### Work order:
Can you rewrite the stretch of the passage on Anita Sarkeesian's canceled talk from "After the mass" through "from their homes.", replacing "spokesman" with "spokesperson"?

### Text for analysis:
=====

Allowed in spite of the threats


Anita Sarkeesian explained to the Salt Lake Tribune what she has already explained to everyone else: that she decided not to give the talk at Utah State not because of the threats but because the response was inadequate.

In a phone interview from San Francisco, Anita Sarkeesian said she canceled Wednesday’s lecture not because of three death threats — one of which promised “the deadliest school shooting in American history” — but because firearms would be allowed in spite of the threats.

“That was it for me,” said Sarkeesian, who has kept multiple speaking engagements in the face of death threats, including one last week at Geek Girl Con in Seattle. “If they allowed weapons into the auditorium, that was too big a risk.”

She also pledged never to speak at a Utah school until firearms are prohibited on Utah’s campuses and called for other lecturers to join her in boycotting the state.

If Utah is safe only for uncontroversial speakers, then what good is that? Especially considering how very “controversial” women’s rights still are.

After the mass shooting threat was sent to the school late Monday, a second threat arrived Tuesday. That one, USU spokesman Tim Vitale confirmed, claimed affiliation with the controversial and sometimes violent online video gamers’ movement known as GamerGate. Initially purported to be a dispute over the ethics of a female game designer’s relationship with a gaming journalist, GamerGate exploded into a flurry of rape and death threats against feminists in the games industry. The hashtag #GamerGate evolved to identify not a controversy, but a loose group of gamers claiming a variety of objectives, from improving the image of gamers to policing games journalism to killing feminists who call for less abusive representations of women in video games. Escalating threats over the past two months have driven multiple female game developers and critics from their homes.

=====

### Page segmentation data:
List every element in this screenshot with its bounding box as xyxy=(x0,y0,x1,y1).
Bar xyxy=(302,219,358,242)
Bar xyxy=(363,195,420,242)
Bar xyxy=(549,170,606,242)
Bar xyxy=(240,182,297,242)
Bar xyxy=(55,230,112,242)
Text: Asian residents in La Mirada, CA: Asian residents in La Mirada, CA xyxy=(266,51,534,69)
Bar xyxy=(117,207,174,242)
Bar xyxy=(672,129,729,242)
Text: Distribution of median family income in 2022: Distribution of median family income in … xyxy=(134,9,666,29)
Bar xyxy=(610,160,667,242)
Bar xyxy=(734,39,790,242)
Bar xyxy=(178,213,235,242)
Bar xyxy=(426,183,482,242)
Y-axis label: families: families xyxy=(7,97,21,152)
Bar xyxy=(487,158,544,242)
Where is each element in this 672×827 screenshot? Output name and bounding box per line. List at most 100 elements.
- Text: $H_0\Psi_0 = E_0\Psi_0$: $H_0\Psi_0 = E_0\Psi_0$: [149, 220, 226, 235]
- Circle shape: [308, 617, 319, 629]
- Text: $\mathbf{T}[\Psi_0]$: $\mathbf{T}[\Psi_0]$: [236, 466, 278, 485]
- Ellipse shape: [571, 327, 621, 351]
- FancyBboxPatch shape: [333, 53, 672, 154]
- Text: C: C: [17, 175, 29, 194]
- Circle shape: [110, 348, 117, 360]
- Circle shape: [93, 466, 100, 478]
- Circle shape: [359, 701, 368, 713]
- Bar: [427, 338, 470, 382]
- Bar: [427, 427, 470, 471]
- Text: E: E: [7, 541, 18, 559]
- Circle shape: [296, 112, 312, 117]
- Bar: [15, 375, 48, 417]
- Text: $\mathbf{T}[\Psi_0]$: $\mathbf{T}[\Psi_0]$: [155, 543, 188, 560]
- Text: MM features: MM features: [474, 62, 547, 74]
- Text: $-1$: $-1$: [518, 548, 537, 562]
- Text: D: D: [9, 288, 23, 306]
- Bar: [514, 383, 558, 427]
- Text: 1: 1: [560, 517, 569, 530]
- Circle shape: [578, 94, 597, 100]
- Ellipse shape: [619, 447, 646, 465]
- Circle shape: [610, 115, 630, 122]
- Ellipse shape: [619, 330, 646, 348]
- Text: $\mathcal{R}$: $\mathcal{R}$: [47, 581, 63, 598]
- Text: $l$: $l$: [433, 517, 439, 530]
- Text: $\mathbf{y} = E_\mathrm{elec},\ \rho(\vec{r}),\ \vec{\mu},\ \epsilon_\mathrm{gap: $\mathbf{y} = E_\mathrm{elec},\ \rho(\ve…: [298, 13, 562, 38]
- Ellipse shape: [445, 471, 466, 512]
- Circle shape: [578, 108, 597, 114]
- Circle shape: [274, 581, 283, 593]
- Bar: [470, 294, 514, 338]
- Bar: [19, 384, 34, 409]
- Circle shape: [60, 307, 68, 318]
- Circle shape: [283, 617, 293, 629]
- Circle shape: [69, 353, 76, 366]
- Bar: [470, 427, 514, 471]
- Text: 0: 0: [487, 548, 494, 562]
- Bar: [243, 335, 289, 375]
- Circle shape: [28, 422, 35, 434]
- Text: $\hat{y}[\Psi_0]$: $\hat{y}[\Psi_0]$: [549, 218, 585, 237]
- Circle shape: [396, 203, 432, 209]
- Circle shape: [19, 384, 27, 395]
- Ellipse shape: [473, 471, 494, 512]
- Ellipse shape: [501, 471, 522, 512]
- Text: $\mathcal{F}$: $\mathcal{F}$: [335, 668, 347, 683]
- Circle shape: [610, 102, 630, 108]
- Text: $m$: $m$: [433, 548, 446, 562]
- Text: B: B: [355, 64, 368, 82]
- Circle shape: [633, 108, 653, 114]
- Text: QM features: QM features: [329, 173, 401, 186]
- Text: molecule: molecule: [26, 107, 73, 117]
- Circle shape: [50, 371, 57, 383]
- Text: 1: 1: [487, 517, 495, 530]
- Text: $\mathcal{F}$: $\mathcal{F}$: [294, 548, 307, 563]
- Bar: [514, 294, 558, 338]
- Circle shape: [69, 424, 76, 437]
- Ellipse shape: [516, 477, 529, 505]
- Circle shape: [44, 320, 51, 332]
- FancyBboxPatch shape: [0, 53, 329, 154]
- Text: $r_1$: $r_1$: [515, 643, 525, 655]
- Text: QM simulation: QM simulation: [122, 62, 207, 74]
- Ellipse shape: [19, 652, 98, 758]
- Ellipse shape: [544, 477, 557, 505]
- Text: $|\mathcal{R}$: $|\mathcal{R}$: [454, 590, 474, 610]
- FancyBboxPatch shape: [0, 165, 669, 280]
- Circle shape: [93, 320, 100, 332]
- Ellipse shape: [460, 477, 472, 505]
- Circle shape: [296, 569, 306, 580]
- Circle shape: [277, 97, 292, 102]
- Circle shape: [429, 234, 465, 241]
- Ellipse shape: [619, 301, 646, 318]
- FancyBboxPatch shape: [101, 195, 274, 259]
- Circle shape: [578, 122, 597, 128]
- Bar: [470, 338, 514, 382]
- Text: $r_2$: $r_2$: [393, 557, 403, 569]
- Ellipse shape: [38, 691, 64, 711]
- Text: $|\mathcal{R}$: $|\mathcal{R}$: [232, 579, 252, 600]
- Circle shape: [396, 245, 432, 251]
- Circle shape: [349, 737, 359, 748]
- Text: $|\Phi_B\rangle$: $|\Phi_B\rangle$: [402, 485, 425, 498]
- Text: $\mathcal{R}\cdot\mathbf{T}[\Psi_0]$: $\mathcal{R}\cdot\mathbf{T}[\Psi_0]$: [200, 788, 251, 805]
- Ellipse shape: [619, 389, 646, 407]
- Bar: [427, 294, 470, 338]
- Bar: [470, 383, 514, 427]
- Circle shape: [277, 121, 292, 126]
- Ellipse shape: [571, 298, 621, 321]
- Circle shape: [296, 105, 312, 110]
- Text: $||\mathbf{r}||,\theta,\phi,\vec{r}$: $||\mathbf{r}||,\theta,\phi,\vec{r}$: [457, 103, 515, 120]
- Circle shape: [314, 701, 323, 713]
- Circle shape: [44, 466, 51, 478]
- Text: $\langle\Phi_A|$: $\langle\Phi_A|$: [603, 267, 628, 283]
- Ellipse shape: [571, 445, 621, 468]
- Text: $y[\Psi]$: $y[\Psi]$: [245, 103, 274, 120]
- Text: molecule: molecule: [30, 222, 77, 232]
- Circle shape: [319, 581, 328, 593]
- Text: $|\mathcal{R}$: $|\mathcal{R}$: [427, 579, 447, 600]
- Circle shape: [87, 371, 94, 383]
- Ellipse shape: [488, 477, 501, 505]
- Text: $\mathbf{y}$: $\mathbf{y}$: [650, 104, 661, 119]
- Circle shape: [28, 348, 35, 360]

=====

### Result of this task:
After the mass shooting threat was sent to the school late Monday, a second threat arrived Tuesday. That one, USU spokesperson Tim Vitale confirmed, claimed affiliation with the controversial and sometimes violent online video gamers’ movement known as GamerGate. Initially purported to be a dispute over the ethics of a female game designer’s relationship with a gaming journalist, GamerGate exploded into a flurry of rape and death threats against feminists in the games industry. The hashtag #GamerGate evolved to identify not a controversy, but a loose group of gamers claiming a variety of objectives, from improving the image of gamers to policing games journalism to killing feminists who call for less abusive representations of women in video games. Escalating threats over the past two months have driven multiple female game developers and critics from their homes.